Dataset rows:
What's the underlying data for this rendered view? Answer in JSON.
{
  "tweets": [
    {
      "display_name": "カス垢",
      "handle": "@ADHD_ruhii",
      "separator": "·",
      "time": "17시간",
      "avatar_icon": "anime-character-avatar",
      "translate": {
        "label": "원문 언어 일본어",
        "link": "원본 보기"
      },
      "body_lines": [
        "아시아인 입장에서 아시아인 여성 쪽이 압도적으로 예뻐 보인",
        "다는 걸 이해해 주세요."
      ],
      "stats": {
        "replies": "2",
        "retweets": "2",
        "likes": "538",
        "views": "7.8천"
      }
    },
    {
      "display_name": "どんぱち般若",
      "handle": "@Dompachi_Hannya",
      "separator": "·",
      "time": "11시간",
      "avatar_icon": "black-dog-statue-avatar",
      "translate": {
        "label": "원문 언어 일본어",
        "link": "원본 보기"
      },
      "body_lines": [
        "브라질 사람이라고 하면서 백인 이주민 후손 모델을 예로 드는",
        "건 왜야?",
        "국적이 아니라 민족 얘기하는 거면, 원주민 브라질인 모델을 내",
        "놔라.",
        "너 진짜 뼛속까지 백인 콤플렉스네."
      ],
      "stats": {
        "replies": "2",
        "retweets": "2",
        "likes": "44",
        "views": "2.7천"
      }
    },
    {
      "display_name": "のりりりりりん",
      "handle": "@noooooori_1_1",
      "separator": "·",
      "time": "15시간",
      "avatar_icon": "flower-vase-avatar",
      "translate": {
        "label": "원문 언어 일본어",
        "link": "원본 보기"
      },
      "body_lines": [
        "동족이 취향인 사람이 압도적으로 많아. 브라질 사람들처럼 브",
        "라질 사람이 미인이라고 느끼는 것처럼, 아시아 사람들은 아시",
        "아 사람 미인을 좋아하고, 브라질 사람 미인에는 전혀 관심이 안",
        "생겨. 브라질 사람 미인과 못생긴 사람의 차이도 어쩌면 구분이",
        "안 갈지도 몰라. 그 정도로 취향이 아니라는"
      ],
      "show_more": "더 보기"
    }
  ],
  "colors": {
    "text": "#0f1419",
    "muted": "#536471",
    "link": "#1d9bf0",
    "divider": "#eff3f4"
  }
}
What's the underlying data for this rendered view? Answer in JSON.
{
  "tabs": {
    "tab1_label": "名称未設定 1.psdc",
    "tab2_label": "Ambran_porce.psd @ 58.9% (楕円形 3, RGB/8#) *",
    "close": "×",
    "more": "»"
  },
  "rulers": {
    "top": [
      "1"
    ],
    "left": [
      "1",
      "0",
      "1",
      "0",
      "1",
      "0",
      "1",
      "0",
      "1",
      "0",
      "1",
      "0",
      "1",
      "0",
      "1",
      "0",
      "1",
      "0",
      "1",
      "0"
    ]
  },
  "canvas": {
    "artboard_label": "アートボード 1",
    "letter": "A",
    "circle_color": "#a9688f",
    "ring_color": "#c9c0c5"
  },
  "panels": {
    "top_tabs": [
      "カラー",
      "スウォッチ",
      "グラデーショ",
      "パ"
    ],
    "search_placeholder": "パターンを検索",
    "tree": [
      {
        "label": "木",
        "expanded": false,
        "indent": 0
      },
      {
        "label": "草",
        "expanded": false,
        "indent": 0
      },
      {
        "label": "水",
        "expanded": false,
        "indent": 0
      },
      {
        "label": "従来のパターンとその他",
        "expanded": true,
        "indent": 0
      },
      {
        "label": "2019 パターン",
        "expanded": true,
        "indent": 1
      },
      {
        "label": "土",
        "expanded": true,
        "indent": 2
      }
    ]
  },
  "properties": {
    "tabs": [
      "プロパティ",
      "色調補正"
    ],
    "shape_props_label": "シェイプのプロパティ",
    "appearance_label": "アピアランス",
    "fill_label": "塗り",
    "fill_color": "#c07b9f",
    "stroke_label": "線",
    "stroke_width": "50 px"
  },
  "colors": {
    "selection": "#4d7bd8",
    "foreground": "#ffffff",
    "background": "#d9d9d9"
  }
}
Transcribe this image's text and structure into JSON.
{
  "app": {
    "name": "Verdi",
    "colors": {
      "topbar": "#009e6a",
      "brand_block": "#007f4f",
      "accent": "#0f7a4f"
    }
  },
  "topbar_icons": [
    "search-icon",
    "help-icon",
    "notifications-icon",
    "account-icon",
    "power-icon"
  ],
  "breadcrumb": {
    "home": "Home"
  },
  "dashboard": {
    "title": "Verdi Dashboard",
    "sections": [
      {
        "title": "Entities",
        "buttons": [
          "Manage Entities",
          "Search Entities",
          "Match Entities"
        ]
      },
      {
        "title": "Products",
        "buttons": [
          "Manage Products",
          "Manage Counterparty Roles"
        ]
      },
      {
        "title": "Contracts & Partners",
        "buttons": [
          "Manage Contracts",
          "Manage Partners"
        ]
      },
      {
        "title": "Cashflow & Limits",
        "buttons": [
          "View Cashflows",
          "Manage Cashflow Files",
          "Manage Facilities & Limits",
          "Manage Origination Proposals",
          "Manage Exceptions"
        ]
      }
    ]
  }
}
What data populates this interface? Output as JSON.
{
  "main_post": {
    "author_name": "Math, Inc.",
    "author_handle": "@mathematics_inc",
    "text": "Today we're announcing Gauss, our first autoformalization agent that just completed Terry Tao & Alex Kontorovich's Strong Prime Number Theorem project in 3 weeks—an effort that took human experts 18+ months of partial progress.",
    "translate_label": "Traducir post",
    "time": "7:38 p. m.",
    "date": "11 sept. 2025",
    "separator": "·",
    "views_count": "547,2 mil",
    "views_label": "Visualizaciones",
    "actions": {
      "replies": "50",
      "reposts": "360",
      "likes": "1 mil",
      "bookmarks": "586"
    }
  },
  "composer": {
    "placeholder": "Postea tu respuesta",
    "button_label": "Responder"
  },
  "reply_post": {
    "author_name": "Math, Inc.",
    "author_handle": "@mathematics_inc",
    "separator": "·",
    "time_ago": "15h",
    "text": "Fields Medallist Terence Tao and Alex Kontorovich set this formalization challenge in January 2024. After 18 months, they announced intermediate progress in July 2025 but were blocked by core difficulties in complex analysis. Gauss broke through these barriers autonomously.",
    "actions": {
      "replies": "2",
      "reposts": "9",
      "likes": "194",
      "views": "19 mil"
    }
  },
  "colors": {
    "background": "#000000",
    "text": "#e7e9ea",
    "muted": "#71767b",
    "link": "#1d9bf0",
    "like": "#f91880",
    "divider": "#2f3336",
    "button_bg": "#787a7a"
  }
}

The request: Your task is to output the full set of records exactly as presented.

Problem solution:
What's the underlying data for this rendered view? Answer in JSON.
{
  "tweets": [
    {
      "display_name": "カス垢",
      "handle": "@ADHD_ruhii",
      "separator": "·",
      "time": "17시간",
      "avatar_icon": "anime-character-avatar",
      "translate": {
        "label": "원문 언어 일본어",
        "link": "원본 보기"
      },
      "body_lines": [
        "아시아인 입장에서 아시아인 여성 쪽이 압도적으로 예뻐 보인",
        "다는 걸 이해해 주세요."
      ],
      "stats": {
        "replies": "2",
        "retweets": "2",
        "likes": "538",
        "views": "7.8천"
      }
    },
    {
      "display_name": "どんぱち般若",
      "handle": "@Dompachi_Hannya",
      "separator": "·",
      "time": "11시간",
      "avatar_icon": "black-dog-statue-avatar",
      "translate": {
        "label": "원문 언어 일본어",
        "link": "원본 보기"
      },
      "body_lines": [
        "브라질 사람이라고 하면서 백인 이주민 후손 모델을 예로 드는",
        "건 왜야?",
        "국적이 아니라 민족 얘기하는 거면, 원주민 브라질인 모델을 내",
        "놔라.",
        "너 진짜 뼛속까지 백인 콤플렉스네."
      ],
      "stats": {
        "replies": "2",
        "retweets": "2",
        "likes": "44",
        "views": "2.7천"
      }
    },
    {
      "display_name": "のりりりりりん",
      "handle": "@noooooori_1_1",
      "separator": "·",
      "time": "15시간",
      "avatar_icon": "flower-vase-avatar",
      "translate": {
        "label": "원문 언어 일본어",
        "link": "원본 보기"
      },
      "body_lines": [
        "동족이 취향인 사람이 압도적으로 많아. 브라질 사람들처럼 브",
        "라질 사람이 미인이라고 느끼는 것처럼, 아시아 사람들은 아시",
        "아 사람 미인을 좋아하고, 브라질 사람 미인에는 전혀 관심이 안",
        "생겨. 브라질 사람 미인과 못생긴 사람의 차이도 어쩌면 구분이",
        "안 갈지도 몰라. 그 정도로 취향이 아니라는"
      ],
      "show_more": "더 보기"
    }
  ],
  "colors": {
    "text": "#0f1419",
    "muted": "#536471",
    "link": "#1d9bf0",
    "divider": "#eff3f4"
  }
}
What's the underlying data for this rendered view? Answer in JSON.
{
  "tabs": {
    "tab1_label": "名称未設定 1.psdc",
    "tab2_label": "Ambran_porce.psd @ 58.9% (楕円形 3, RGB/8#) *",
    "close": "×",
    "more": "»"
  },
  "rulers": {
    "top": [
      "1"
    ],
    "left": [
      "1",
      "0",
      "1",
      "0",
      "1",
      "0",
      "1",
      "0",
      "1",
      "0",
      "1",
      "0",
      "1",
      "0",
      "1",
      "0",
      "1",
      "0",
      "1",
      "0"
    ]
  },
  "canvas": {
    "artboard_label": "アートボード 1",
    "letter": "A",
    "circle_color": "#a9688f",
    "ring_color": "#c9c0c5"
  },
  "panels": {
    "top_tabs": [
      "カラー",
      "スウォッチ",
      "グラデーショ",
      "パ"
    ],
    "search_placeholder": "パターンを検索",
    "tree": [
      {
        "label": "木",
        "expanded": false,
        "indent": 0
      },
      {
        "label": "草",
        "expanded": false,
        "indent": 0
      },
      {
        "label": "水",
        "expanded": false,
        "indent": 0
      },
      {
        "label": "従来のパターンとその他",
        "expanded": true,
        "indent": 0
      },
      {
        "label": "2019 パターン",
        "expanded": true,
        "indent": 1
      },
      {
        "label": "土",
        "expanded": true,
        "indent": 2
      }
    ]
  },
  "properties": {
    "tabs": [
      "プロパティ",
      "色調補正"
    ],
    "shape_props_label": "シェイプのプロパティ",
    "appearance_label": "アピアランス",
    "fill_label": "塗り",
    "fill_color": "#c07b9f",
    "stroke_label": "線",
    "stroke_width": "50 px"
  },
  "colors": {
    "selection": "#4d7bd8",
    "foreground": "#ffffff",
    "background": "#d9d9d9"
  }
}
Transcribe this image's text and structure into JSON.
{
  "app": {
    "name": "Verdi",
    "colors": {
      "topbar": "#009e6a",
      "brand_block": "#007f4f",
      "accent": "#0f7a4f"
    }
  },
  "topbar_icons": [
    "search-icon",
    "help-icon",
    "notifications-icon",
    "account-icon",
    "power-icon"
  ],
  "breadcrumb": {
    "home": "Home"
  },
  "dashboard": {
    "title": "Verdi Dashboard",
    "sections": [
      {
        "title": "Entities",
        "buttons": [
          "Manage Entities",
          "Search Entities",
          "Match Entities"
        ]
      },
      {
        "title": "Products",
        "buttons": [
          "Manage Products",
          "Manage Counterparty Roles"
        ]
      },
      {
        "title": "Contracts & Partners",
        "buttons": [
          "Manage Contracts",
          "Manage Partners"
        ]
      },
      {
        "title": "Cashflow & Limits",
        "buttons": [
          "View Cashflows",
          "Manage Cashflow Files",
          "Manage Facilities & Limits",
          "Manage Origination Proposals",
          "Manage Exceptions"
        ]
      }
    ]
  }
}
What data populates this interface? Output as JSON.
{
  "main_post": {
    "author_name": "Math, Inc.",
    "author_handle": "@mathematics_inc",
    "text": "Today we're announcing Gauss, our first autoformalization agent that just completed Terry Tao & Alex Kontorovich's Strong Prime Number Theorem project in 3 weeks—an effort that took human experts 18+ months of partial progress.",
    "translate_label": "Traducir post",
    "time": "7:38 p. m.",
    "date": "11 sept. 2025",
    "separator": "·",
    "views_count": "547,2 mil",
    "views_label": "Visualizaciones",
    "actions": {
      "replies": "50",
      "reposts": "360",
      "likes": "1 mil",
      "bookmarks": "586"
    }
  },
  "composer": {
    "placeholder": "Postea tu respuesta",
    "button_label": "Responder"
  },
  "reply_post": {
    "author_name": "Math, Inc.",
    "author_handle": "@mathematics_inc",
    "separator": "·",
    "time_ago": "15h",
    "text": "Fields Medallist Terence Tao and Alex Kontorovich set this formalization challenge in January 2024. After 18 months, they announced intermediate progress in July 2025 but were blocked by core difficulties in complex analysis. Gauss broke through these barriers autonomously.",
    "actions": {
      "replies": "2",
      "reposts": "9",
      "likes": "194",
      "views": "19 mil"
    }
  },
  "colors": {
    "background": "#000000",
    "text": "#e7e9ea",
    "muted": "#71767b",
    "link": "#1d9bf0",
    "like": "#f91880",
    "divider": "#2f3336",
    "button_bg": "#787a7a"
  }
}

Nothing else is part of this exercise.